● Problem details: Output all of the records exactly as written.
☆ ☆ ☆ ☆ ☆
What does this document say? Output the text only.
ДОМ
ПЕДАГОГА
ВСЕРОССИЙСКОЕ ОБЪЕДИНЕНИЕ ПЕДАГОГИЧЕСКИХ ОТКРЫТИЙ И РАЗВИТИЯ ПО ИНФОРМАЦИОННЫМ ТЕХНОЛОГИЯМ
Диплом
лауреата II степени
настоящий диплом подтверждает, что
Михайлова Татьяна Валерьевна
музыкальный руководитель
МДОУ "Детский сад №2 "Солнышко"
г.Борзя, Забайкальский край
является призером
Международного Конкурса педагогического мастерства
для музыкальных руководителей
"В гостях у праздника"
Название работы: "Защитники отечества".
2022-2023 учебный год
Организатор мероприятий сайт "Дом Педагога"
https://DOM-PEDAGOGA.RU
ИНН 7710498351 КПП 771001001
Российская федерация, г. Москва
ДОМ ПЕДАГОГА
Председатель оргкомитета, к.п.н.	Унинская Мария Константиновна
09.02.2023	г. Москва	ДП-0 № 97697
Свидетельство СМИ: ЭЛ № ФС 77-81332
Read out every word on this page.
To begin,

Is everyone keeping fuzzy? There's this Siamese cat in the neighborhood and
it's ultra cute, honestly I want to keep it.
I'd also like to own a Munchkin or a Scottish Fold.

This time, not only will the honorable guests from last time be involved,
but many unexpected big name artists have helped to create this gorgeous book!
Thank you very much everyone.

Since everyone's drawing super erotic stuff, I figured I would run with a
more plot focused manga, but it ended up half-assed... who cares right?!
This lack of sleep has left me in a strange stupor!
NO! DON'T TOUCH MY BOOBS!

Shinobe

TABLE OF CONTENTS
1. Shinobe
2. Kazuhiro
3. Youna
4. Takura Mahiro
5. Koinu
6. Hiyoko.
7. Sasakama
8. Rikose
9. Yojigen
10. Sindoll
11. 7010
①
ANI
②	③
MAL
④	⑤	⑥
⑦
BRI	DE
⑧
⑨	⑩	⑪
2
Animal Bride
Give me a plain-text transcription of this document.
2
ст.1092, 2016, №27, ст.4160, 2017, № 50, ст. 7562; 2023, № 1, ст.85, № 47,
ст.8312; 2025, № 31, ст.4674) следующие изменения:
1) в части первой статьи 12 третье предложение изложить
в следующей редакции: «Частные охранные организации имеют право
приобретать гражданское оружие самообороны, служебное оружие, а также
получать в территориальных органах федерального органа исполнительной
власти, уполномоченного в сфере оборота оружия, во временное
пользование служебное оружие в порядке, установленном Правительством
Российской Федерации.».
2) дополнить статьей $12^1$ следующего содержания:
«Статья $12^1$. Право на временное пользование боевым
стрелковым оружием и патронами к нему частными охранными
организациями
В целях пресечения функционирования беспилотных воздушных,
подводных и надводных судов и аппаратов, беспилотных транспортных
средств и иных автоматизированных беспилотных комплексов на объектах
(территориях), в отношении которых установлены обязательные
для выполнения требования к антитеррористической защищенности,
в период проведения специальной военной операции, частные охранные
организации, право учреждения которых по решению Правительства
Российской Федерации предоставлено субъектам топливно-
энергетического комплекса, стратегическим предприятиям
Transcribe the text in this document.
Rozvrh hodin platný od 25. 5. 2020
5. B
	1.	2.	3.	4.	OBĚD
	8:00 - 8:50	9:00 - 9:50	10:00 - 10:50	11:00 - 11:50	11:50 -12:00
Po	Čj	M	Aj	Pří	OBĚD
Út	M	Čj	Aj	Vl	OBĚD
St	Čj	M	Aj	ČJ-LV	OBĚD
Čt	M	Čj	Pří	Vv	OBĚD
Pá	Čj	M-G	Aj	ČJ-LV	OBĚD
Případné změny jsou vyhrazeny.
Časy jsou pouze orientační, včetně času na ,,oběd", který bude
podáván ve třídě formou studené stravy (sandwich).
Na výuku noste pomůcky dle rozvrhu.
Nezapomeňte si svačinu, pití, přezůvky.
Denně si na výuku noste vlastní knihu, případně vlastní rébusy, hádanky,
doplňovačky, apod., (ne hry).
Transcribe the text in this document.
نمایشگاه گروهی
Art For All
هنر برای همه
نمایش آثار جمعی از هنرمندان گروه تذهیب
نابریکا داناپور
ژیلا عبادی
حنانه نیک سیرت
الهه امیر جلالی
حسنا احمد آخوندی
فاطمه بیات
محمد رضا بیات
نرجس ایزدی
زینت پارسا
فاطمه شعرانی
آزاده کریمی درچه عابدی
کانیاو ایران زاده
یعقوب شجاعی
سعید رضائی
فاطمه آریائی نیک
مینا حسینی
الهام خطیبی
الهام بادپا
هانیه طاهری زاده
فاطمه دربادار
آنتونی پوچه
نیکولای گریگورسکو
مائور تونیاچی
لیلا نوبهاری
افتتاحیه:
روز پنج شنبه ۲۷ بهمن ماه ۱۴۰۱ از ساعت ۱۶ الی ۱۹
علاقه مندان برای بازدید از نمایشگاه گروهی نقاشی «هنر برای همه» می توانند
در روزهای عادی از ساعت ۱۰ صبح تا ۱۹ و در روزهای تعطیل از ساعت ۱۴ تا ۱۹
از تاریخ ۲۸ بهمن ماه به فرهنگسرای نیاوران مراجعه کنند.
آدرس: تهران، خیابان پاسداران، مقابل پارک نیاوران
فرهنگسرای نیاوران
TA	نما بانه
☆ ☆ ☆ ☆ ☆
● Solution for this exercise:
What does this document say? Output the text only.
ДОМ
ПЕДАГОГА
ВСЕРОССИЙСКОЕ ОБЪЕДИНЕНИЕ ПЕДАГОГИЧЕСКИХ ОТКРЫТИЙ И РАЗВИТИЯ ПО ИНФОРМАЦИОННЫМ ТЕХНОЛОГИЯМ
Диплом
лауреата II степени
настоящий диплом подтверждает, что
Михайлова Татьяна Валерьевна
музыкальный руководитель
МДОУ "Детский сад №2 "Солнышко"
г.Борзя, Забайкальский край
является призером
Международного Конкурса педагогического мастерства
для музыкальных руководителей
"В гостях у праздника"
Название работы: "Защитники отечества".
2022-2023 учебный год
Организатор мероприятий сайт "Дом Педагога"
https://DOM-PEDAGOGA.RU
ИНН 7710498351 КПП 771001001
Российская федерация, г. Москва
ДОМ ПЕДАГОГА
Председатель оргкомитета, к.п.н.	Унинская Мария Константиновна
09.02.2023	г. Москва	ДП-0 № 97697
Свидетельство СМИ: ЭЛ № ФС 77-81332
Read out every word on this page.
To begin,

Is everyone keeping fuzzy? There's this Siamese cat in the neighborhood and
it's ultra cute, honestly I want to keep it.
I'd also like to own a Munchkin or a Scottish Fold.

This time, not only will the honorable guests from last time be involved,
but many unexpected big name artists have helped to create this gorgeous book!
Thank you very much everyone.

Since everyone's drawing super erotic stuff, I figured I would run with a
more plot focused manga, but it ended up half-assed... who cares right?!
This lack of sleep has left me in a strange stupor!
NO! DON'T TOUCH MY BOOBS!

Shinobe

TABLE OF CONTENTS
1. Shinobe
2. Kazuhiro
3. Youna
4. Takura Mahiro
5. Koinu
6. Hiyoko.
7. Sasakama
8. Rikose
9. Yojigen
10. Sindoll
11. 7010
①
ANI
②	③
MAL
④	⑤	⑥
⑦
BRI	DE
⑧
⑨	⑩	⑪
2
Animal Bride
Give me a plain-text transcription of this document.
2
ст.1092, 2016, №27, ст.4160, 2017, № 50, ст. 7562; 2023, № 1, ст.85, № 47,
ст.8312; 2025, № 31, ст.4674) следующие изменения:
1) в части первой статьи 12 третье предложение изложить
в следующей редакции: «Частные охранные организации имеют право
приобретать гражданское оружие самообороны, служебное оружие, а также
получать в территориальных органах федерального органа исполнительной
власти, уполномоченного в сфере оборота оружия, во временное
пользование служебное оружие в порядке, установленном Правительством
Российской Федерации.».
2) дополнить статьей $12^1$ следующего содержания:
«Статья $12^1$. Право на временное пользование боевым
стрелковым оружием и патронами к нему частными охранными
организациями
В целях пресечения функционирования беспилотных воздушных,
подводных и надводных судов и аппаратов, беспилотных транспортных
средств и иных автоматизированных беспилотных комплексов на объектах
(территориях), в отношении которых установлены обязательные
для выполнения требования к антитеррористической защищенности,
в период проведения специальной военной операции, частные охранные
организации, право учреждения которых по решению Правительства
Российской Федерации предоставлено субъектам топливно-
энергетического комплекса, стратегическим предприятиям
Transcribe the text in this document.
Rozvrh hodin platný od 25. 5. 2020
5. B
	1.	2.	3.	4.	OBĚD
	8:00 - 8:50	9:00 - 9:50	10:00 - 10:50	11:00 - 11:50	11:50 -12:00
Po	Čj	M	Aj	Pří	OBĚD
Út	M	Čj	Aj	Vl	OBĚD
St	Čj	M	Aj	ČJ-LV	OBĚD
Čt	M	Čj	Pří	Vv	OBĚD
Pá	Čj	M-G	Aj	ČJ-LV	OBĚD
Případné změny jsou vyhrazeny.
Časy jsou pouze orientační, včetně času na ,,oběd", který bude
podáván ve třídě formou studené stravy (sandwich).
Na výuku noste pomůcky dle rozvrhu.
Nezapomeňte si svačinu, pití, přezůvky.
Denně si na výuku noste vlastní knihu, případně vlastní rébusy, hádanky,
doplňovačky, apod., (ne hry).
Transcribe the text in this document.
نمایشگاه گروهی
Art For All
هنر برای همه
نمایش آثار جمعی از هنرمندان گروه تذهیب
نابریکا داناپور
ژیلا عبادی
حنانه نیک سیرت
الهه امیر جلالی
حسنا احمد آخوندی
فاطمه بیات
محمد رضا بیات
نرجس ایزدی
زینت پارسا
فاطمه شعرانی
آزاده کریمی درچه عابدی
کانیاو ایران زاده
یعقوب شجاعی
سعید رضائی
فاطمه آریائی نیک
مینا حسینی
الهام خطیبی
الهام بادپا
هانیه طاهری زاده
فاطمه دربادار
آنتونی پوچه
نیکولای گریگورسکو
مائور تونیاچی
لیلا نوبهاری
افتتاحیه:
روز پنج شنبه ۲۷ بهمن ماه ۱۴۰۱ از ساعت ۱۶ الی ۱۹
علاقه مندان برای بازدید از نمایشگاه گروهی نقاشی «هنر برای همه» می توانند
در روزهای عادی از ساعت ۱۰ صبح تا ۱۹ و در روزهای تعطیل از ساعت ۱۴ تا ۱۹
از تاریخ ۲۸ بهمن ماه به فرهنگسرای نیاوران مراجعه کنند.
آدرس: تهران، خیابان پاسداران، مقابل پارک نیاوران
فرهنگسرای نیاوران
TA	نما بانه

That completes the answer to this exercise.